**JOB:** Go through the data below and gather each line containing "connect".

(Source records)
□ □ □ □ □ □ □

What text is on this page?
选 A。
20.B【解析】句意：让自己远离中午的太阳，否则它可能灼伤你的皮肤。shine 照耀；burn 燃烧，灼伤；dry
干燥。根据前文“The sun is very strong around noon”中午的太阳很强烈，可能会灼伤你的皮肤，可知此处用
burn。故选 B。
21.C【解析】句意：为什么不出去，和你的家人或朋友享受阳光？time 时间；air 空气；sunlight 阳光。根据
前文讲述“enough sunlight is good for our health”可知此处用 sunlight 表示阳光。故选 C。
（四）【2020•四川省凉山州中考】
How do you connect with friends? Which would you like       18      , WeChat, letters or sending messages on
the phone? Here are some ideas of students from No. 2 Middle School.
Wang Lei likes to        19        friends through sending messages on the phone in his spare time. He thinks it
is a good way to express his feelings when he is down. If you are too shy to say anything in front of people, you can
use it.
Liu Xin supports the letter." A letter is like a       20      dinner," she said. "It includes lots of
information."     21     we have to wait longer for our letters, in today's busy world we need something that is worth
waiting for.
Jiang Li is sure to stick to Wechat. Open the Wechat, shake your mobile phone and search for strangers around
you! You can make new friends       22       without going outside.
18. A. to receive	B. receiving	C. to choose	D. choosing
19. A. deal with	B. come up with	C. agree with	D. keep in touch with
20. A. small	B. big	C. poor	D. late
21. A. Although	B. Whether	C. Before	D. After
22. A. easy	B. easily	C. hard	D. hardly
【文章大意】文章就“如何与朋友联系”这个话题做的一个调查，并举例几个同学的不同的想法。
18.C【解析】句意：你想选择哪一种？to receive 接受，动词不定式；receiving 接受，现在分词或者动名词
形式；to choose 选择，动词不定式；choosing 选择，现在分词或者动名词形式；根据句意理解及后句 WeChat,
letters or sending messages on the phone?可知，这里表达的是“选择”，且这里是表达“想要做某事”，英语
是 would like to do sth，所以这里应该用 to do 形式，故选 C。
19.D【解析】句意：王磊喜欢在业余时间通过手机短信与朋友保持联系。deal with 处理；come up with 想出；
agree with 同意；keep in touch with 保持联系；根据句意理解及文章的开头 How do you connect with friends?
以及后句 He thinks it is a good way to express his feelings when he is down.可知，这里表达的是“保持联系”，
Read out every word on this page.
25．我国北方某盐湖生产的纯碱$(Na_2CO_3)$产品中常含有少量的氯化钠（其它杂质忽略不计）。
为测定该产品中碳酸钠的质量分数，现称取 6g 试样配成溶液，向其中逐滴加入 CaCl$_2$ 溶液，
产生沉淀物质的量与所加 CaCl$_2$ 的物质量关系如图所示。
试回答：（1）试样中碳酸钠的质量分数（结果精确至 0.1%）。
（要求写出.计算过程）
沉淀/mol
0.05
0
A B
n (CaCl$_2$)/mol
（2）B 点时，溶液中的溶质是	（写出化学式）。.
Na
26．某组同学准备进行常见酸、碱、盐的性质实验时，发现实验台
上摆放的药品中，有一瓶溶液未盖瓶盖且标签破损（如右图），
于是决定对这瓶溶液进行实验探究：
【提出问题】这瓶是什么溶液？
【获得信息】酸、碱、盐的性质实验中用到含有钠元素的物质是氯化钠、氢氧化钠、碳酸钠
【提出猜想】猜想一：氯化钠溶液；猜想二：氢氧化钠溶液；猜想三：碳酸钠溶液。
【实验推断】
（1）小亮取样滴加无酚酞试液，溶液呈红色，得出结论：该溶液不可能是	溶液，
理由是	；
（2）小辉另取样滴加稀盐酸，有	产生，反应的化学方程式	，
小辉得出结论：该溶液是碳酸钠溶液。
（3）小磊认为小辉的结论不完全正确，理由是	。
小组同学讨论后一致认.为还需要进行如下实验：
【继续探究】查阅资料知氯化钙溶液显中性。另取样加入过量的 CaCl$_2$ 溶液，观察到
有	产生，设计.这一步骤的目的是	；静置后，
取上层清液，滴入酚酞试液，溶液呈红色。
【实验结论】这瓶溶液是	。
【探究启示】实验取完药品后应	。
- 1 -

□ □ □ □ □ □ □

**RESPONSE:**
How do you connect with friends? Which would you like       18      , WeChat, letters or sending messages on
agree with 同意；keep in touch with 保持联系；根据句意理解及文章的开头 How do you connect with friends?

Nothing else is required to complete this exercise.